Job:
Copy each line of the records that contains the word "这种波浪通过地区间各种贸易关系传播".

Data for processing:
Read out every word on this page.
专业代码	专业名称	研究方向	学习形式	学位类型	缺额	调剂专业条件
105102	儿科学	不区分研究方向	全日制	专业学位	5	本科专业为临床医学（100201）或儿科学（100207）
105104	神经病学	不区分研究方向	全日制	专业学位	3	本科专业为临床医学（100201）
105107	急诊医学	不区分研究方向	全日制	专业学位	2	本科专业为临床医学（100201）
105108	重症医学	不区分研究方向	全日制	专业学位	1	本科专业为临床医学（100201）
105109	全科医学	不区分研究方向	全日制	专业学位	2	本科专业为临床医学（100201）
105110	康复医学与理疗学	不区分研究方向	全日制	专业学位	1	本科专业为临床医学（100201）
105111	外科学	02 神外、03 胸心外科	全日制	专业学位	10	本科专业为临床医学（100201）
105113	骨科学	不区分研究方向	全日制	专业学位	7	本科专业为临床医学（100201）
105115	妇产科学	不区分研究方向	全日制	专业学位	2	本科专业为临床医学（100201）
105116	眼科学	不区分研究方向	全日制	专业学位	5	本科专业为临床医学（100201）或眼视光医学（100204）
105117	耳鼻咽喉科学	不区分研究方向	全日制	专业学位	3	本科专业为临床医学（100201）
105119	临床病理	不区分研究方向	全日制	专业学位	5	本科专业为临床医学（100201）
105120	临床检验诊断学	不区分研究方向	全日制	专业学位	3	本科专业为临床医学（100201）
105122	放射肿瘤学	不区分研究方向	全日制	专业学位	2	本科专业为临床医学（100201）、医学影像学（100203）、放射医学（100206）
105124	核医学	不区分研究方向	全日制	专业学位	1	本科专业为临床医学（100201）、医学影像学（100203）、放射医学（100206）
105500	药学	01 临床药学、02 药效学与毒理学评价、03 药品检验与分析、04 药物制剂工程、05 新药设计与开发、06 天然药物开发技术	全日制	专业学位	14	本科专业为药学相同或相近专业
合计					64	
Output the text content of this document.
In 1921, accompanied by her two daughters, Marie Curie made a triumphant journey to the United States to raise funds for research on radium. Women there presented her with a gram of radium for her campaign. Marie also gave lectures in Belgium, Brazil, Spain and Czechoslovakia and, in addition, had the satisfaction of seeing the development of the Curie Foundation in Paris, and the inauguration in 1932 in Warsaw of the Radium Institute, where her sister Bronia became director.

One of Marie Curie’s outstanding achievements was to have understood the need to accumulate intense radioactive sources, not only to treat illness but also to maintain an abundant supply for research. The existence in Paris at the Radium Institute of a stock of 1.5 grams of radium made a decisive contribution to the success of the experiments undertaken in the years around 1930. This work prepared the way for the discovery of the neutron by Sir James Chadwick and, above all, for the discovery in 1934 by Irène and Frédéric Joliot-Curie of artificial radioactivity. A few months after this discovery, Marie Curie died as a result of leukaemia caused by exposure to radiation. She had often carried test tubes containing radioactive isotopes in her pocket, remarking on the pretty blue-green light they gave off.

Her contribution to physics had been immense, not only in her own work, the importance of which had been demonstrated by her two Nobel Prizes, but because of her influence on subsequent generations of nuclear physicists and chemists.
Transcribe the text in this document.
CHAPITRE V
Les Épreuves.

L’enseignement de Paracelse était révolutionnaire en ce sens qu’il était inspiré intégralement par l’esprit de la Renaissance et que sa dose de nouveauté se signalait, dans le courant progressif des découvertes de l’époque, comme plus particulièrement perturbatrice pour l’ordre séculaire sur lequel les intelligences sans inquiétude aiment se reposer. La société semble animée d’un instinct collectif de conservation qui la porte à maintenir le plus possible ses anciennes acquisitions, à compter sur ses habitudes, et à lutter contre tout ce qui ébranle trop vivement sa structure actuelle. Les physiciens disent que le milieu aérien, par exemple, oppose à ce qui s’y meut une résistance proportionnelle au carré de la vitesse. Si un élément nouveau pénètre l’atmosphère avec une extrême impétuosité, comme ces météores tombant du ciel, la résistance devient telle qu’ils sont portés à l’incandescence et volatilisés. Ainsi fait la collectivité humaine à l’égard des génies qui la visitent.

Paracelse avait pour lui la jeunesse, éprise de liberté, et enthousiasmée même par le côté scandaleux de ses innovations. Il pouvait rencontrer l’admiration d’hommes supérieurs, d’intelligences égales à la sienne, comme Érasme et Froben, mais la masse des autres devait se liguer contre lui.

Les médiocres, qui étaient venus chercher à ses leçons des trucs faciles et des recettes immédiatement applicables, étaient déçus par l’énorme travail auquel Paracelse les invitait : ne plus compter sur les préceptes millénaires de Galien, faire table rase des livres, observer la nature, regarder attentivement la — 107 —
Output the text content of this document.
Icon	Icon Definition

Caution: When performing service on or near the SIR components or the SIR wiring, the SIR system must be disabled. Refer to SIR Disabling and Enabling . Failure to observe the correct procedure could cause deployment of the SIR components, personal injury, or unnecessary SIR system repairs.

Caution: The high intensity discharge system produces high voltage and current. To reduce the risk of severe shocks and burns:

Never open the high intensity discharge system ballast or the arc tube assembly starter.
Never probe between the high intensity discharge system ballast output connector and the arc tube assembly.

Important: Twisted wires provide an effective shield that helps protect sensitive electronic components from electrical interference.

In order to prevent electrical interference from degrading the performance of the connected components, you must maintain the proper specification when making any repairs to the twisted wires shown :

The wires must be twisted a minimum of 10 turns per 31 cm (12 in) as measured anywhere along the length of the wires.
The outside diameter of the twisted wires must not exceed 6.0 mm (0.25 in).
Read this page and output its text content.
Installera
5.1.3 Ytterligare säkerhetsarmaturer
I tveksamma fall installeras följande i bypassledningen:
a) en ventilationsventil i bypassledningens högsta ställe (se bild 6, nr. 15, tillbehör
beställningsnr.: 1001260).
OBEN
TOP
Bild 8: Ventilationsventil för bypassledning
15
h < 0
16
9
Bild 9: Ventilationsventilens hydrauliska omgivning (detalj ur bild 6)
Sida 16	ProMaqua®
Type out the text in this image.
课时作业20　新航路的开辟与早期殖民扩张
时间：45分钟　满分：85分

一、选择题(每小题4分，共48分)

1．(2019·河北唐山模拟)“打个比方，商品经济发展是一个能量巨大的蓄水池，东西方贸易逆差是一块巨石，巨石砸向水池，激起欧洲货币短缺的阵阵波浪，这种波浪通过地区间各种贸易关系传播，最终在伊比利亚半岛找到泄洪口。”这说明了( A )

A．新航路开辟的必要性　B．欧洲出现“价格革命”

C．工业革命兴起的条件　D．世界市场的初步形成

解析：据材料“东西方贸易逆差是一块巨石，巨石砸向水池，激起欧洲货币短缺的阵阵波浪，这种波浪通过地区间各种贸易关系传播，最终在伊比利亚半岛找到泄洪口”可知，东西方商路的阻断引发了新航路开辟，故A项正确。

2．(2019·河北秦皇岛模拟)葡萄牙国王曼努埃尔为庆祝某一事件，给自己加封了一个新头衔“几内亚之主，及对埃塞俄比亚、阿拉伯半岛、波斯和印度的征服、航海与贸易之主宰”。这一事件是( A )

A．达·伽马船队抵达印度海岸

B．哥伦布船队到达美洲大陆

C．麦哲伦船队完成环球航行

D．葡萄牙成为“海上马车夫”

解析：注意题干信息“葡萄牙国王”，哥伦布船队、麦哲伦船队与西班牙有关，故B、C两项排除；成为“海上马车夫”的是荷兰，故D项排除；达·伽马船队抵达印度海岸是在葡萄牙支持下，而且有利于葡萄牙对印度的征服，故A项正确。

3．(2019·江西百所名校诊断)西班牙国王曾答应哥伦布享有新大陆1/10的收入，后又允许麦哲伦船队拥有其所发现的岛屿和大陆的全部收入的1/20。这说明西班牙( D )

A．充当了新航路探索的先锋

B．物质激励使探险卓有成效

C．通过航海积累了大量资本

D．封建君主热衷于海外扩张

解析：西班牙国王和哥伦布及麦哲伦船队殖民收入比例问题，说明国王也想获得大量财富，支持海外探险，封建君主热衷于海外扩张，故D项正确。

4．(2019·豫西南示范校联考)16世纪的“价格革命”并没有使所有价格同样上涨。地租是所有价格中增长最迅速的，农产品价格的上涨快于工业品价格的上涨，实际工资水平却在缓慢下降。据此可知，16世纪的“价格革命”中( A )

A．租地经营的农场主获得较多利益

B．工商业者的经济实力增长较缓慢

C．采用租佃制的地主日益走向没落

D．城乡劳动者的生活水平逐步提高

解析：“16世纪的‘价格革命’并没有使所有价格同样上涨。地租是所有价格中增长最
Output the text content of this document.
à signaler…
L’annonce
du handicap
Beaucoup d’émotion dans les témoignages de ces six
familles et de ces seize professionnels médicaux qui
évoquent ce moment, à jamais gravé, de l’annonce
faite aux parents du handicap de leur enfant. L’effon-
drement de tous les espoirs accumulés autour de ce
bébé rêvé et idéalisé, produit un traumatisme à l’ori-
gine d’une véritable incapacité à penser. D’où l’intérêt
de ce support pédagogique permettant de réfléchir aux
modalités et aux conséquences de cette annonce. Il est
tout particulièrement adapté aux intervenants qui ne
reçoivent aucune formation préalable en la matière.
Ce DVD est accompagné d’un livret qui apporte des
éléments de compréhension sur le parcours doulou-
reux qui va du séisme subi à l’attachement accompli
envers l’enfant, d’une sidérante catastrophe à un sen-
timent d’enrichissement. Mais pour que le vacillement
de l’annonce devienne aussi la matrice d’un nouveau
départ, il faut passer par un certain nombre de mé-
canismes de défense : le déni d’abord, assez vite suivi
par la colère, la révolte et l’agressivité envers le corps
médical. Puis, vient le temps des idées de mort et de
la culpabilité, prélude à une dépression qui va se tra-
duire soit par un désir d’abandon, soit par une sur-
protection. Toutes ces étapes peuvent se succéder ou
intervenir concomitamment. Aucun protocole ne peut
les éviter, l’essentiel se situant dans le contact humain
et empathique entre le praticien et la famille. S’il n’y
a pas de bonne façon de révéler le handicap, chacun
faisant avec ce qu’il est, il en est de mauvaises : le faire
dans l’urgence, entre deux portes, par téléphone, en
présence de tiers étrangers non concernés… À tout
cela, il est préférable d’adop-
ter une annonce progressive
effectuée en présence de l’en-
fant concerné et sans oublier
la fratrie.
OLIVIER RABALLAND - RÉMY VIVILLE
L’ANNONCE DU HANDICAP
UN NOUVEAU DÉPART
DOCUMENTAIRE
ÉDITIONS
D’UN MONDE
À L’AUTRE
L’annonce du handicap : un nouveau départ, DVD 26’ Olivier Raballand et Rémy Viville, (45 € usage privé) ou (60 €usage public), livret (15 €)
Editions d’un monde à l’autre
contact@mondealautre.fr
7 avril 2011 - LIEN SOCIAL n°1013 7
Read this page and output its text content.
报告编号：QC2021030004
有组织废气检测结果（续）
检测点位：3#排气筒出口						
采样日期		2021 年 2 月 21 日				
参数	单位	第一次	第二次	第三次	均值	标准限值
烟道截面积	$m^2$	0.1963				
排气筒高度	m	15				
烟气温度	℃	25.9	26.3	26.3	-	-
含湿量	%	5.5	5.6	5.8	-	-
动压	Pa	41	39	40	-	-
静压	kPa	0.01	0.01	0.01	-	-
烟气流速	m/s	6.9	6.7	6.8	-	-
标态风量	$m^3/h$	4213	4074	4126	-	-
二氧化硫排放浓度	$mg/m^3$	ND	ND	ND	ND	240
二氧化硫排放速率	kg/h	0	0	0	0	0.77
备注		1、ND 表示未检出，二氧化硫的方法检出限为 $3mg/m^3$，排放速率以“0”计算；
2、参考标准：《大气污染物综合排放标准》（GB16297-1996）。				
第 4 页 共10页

Output of the exercise:
1．(2019·河北唐山模拟)“打个比方，商品经济发展是一个能量巨大的蓄水池，东西方贸易逆差是一块巨石，巨石砸向水池，激起欧洲货币短缺的阵阵波浪，这种波浪通过地区间各种贸易关系传播，最终在伊比利亚半岛找到泄洪口。”这说明了( A )
解析：据材料“东西方贸易逆差是一块巨石，巨石砸向水池，激起欧洲货币短缺的阵阵波浪，这种波浪通过地区间各种贸易关系传播，最终在伊比利亚半岛找到泄洪口”可知，东西方商路的阻断引发了新航路开辟，故A项正确。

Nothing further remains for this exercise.